**SUPPLIED RECORDS**.
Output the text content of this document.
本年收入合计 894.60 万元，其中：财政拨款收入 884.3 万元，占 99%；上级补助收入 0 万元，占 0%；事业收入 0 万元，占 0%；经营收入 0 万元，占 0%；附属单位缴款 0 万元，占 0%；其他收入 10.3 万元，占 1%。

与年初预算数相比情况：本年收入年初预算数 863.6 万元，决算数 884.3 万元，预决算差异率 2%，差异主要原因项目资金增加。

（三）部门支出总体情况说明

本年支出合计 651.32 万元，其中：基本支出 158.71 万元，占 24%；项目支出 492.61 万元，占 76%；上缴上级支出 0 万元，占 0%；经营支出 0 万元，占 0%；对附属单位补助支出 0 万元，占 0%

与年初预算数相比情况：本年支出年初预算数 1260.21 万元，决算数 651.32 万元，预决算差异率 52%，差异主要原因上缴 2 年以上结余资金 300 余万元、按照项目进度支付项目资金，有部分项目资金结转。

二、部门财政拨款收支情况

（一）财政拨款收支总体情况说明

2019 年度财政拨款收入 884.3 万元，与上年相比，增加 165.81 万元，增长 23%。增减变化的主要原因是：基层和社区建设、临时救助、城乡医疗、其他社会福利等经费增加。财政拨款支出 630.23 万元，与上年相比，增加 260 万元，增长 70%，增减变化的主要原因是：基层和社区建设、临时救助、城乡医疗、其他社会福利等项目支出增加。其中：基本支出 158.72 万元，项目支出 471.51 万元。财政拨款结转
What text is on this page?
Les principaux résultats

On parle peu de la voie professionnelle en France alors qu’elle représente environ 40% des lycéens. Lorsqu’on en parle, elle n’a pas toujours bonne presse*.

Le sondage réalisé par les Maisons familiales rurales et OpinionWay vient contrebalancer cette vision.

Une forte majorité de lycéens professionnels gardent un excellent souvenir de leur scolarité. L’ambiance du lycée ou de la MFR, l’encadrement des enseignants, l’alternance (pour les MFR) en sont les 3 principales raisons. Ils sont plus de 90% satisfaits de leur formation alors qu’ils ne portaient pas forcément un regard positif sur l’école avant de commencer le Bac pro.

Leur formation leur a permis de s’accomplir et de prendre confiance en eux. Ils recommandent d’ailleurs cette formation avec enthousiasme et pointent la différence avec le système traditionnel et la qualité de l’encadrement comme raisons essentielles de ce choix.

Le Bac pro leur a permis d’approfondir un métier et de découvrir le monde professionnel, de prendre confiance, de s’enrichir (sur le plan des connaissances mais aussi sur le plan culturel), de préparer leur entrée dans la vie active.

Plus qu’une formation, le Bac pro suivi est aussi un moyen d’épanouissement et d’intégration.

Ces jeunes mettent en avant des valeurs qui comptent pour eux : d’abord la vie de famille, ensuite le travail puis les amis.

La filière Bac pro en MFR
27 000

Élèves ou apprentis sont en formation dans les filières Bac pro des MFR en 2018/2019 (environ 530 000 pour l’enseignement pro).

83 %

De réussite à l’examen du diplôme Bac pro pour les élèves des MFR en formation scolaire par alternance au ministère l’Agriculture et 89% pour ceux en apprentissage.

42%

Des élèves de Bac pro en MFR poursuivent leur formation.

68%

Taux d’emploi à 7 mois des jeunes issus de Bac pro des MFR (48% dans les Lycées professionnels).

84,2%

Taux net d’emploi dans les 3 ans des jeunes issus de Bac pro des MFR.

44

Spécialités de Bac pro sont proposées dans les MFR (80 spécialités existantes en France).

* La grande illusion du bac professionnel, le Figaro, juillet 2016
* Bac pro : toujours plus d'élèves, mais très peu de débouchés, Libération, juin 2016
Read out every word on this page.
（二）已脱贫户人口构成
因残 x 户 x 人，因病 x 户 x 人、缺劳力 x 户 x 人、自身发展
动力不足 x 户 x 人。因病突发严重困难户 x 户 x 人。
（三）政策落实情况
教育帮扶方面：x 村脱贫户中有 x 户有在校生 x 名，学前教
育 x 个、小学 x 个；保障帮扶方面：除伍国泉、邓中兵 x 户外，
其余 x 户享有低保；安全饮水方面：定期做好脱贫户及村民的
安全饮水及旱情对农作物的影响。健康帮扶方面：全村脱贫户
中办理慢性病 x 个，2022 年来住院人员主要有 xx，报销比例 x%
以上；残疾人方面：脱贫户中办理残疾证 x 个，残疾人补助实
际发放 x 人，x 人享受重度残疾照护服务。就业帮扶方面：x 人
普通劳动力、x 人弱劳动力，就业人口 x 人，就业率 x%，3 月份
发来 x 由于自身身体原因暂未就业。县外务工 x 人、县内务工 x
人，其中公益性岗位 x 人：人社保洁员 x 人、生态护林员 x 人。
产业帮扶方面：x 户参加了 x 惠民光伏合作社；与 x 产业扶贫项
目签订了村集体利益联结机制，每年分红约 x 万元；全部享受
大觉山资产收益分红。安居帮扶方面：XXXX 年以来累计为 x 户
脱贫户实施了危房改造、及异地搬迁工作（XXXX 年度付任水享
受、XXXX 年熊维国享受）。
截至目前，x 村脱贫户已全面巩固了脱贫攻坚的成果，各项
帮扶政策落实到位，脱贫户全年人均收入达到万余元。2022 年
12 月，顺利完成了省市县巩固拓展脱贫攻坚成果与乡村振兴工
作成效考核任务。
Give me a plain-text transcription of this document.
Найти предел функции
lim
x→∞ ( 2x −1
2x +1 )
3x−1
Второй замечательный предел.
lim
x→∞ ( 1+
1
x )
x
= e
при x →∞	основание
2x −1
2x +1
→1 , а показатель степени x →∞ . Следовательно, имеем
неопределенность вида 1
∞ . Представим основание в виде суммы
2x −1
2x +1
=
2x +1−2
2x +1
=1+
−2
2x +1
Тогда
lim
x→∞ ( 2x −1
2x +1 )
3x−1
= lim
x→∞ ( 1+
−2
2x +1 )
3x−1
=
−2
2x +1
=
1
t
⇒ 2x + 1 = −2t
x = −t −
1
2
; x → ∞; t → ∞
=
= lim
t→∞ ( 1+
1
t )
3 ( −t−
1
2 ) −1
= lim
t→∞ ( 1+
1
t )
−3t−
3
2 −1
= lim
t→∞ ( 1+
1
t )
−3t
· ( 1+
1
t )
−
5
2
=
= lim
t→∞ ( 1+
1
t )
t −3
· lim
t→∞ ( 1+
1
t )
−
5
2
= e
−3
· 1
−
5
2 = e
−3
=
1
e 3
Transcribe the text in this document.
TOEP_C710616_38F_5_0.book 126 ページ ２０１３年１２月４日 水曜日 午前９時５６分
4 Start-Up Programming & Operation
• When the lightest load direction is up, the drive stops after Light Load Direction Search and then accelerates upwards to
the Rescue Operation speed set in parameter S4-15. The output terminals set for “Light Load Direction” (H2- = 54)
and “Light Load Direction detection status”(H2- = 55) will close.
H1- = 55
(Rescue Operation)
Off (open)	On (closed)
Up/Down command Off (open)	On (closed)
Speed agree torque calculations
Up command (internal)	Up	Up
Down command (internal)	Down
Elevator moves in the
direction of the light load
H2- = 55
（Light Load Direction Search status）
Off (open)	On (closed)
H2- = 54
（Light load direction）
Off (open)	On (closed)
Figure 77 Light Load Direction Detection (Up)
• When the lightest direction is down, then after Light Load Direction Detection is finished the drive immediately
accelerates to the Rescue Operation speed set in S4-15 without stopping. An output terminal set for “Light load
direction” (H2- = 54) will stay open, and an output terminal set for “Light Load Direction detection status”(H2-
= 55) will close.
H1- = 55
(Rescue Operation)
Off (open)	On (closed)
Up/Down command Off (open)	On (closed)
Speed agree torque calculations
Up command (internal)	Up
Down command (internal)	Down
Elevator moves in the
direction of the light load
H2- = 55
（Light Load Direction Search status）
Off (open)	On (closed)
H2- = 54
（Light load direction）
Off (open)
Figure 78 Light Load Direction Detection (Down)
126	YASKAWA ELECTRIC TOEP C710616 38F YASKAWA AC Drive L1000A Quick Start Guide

**GIVEN REQUEST**. Show every line from the listing above in which the string "与年初预算数相比情况" appears.

**ANSWER TO THE EXERCISE**.
与年初预算数相比情况：本年收入年初预算数 863.6 万元，决算数 884.3 万元，预决算差异率 2%，差异主要原因项目资金增加。
与年初预算数相比情况：本年支出年初预算数 1260.21 万元，决算数 651.32 万元，预决算差异率 52%，差异主要原因上缴 2 年以上结余资金 300 余万元、按照项目进度支付项目资金，有部分项目资金结转。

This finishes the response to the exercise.